## [MATERIAL PROVIDED]
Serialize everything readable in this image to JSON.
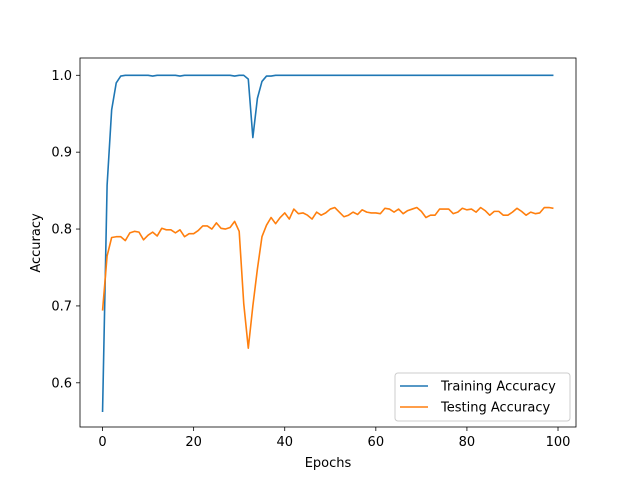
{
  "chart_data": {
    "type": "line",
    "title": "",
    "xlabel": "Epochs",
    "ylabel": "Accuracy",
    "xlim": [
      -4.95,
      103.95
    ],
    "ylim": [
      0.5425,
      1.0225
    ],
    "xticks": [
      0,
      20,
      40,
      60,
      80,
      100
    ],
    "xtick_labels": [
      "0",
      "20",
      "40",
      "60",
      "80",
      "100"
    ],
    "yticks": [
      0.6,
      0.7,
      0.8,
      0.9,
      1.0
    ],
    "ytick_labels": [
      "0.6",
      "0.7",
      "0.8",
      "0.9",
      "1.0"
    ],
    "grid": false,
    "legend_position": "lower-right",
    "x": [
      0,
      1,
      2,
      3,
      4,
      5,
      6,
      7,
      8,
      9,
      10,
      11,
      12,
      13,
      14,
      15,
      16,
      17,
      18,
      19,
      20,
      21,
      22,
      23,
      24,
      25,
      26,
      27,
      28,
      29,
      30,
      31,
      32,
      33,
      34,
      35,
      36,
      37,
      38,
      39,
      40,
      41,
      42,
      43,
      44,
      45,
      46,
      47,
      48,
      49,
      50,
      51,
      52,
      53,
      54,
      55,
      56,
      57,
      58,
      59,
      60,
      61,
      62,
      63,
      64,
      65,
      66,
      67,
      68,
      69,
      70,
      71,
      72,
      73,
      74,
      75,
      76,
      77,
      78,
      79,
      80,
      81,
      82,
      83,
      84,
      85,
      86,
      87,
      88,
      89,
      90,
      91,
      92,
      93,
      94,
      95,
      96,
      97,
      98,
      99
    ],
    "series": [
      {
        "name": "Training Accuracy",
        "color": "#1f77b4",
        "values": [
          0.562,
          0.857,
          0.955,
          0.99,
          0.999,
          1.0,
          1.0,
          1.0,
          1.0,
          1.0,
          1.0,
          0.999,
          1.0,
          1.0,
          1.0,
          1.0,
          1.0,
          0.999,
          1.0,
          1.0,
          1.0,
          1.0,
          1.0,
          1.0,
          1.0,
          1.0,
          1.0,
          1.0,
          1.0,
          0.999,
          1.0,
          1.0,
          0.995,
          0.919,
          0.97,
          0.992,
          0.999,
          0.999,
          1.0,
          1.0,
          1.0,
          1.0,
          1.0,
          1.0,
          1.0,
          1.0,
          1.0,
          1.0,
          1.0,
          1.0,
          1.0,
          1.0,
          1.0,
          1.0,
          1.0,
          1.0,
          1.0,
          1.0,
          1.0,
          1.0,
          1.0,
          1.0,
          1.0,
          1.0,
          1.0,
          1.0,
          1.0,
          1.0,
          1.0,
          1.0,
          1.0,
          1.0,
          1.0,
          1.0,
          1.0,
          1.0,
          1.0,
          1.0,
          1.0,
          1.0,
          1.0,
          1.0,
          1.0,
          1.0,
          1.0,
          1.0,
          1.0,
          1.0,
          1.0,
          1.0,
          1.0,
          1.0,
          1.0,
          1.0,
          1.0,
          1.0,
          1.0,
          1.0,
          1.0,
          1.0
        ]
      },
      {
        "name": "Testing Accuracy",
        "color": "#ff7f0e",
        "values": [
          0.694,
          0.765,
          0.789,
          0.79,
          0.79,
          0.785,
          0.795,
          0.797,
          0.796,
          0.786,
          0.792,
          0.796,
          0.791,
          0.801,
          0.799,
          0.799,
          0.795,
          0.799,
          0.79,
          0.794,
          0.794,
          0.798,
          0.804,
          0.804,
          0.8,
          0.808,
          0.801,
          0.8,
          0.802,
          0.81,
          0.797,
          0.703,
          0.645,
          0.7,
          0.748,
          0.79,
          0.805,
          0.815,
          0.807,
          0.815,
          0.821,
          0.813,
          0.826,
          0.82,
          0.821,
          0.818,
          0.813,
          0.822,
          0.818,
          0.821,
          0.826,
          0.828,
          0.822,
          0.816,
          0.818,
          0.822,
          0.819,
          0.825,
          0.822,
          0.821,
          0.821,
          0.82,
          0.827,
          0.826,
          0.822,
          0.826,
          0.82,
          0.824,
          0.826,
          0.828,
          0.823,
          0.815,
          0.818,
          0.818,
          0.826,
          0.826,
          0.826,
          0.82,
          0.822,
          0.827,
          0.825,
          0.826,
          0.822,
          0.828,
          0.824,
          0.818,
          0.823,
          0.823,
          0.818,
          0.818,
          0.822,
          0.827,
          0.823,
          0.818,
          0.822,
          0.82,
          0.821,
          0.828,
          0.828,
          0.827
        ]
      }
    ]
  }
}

## [JOB]
Read the entries and select each line where the word "Accuracy" is found.

## [SOLUTION BELOW]
    "ylabel": "Accuracy",
        "name": "Training Accuracy",
        "name": "Testing Accuracy",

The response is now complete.